RECORDS →
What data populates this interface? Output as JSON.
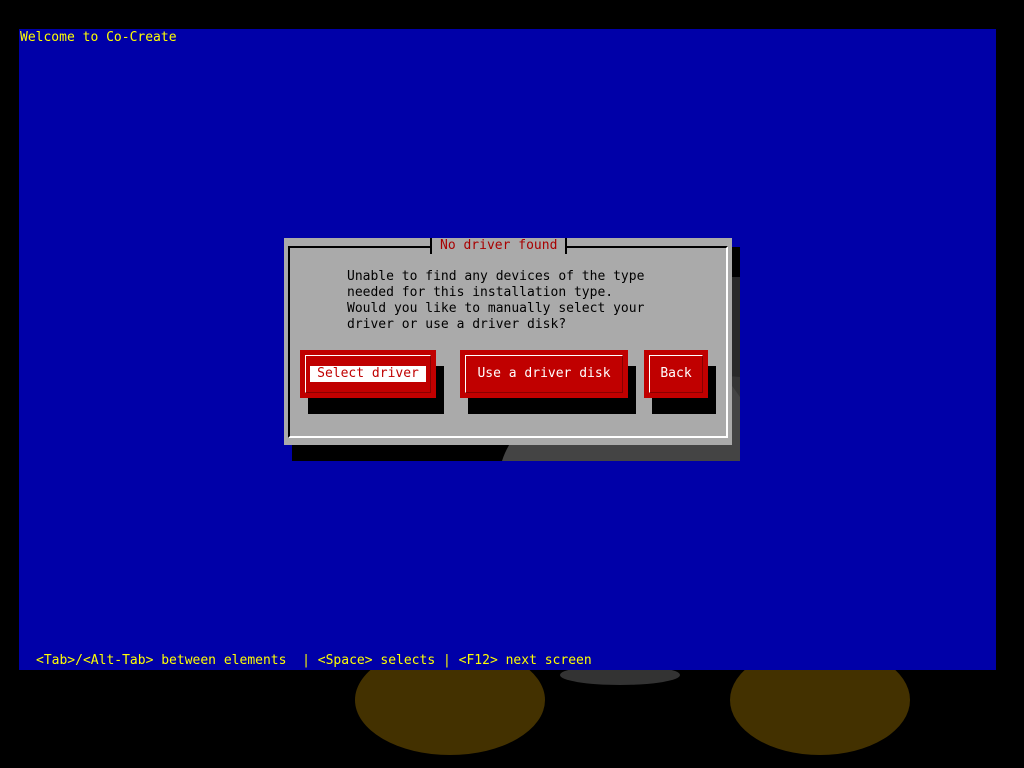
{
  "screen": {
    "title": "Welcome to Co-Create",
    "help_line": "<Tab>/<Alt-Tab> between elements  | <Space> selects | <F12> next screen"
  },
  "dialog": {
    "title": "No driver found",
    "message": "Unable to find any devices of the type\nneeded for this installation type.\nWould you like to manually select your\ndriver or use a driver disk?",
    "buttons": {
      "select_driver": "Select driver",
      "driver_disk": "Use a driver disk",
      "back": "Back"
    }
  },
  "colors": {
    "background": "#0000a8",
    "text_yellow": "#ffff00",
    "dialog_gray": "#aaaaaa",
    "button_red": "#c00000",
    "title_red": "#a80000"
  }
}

SHORT EXERCISE → Transcribe every entry word for word, but omit the pictures.

WRITTEN SOLUTION →
What data populates this interface? Output as JSON.
{
  "screen": {
    "title": "Welcome to Co-Create",
    "help_line": "<Tab>/<Alt-Tab> between elements  | <Space> selects | <F12> next screen"
  },
  "dialog": {
    "title": "No driver found",
    "message": "Unable to find any devices of the type\nneeded for this installation type.\nWould you like to manually select your\ndriver or use a driver disk?",
    "buttons": {
      "select_driver": "Select driver",
      "driver_disk": "Use a driver disk",
      "back": "Back"
    }
  },
  "colors": {
    "background": "#0000a8",
    "text_yellow": "#ffff00",
    "dialog_gray": "#aaaaaa",
    "button_red": "#c00000",
    "title_red": "#a80000"
  }
}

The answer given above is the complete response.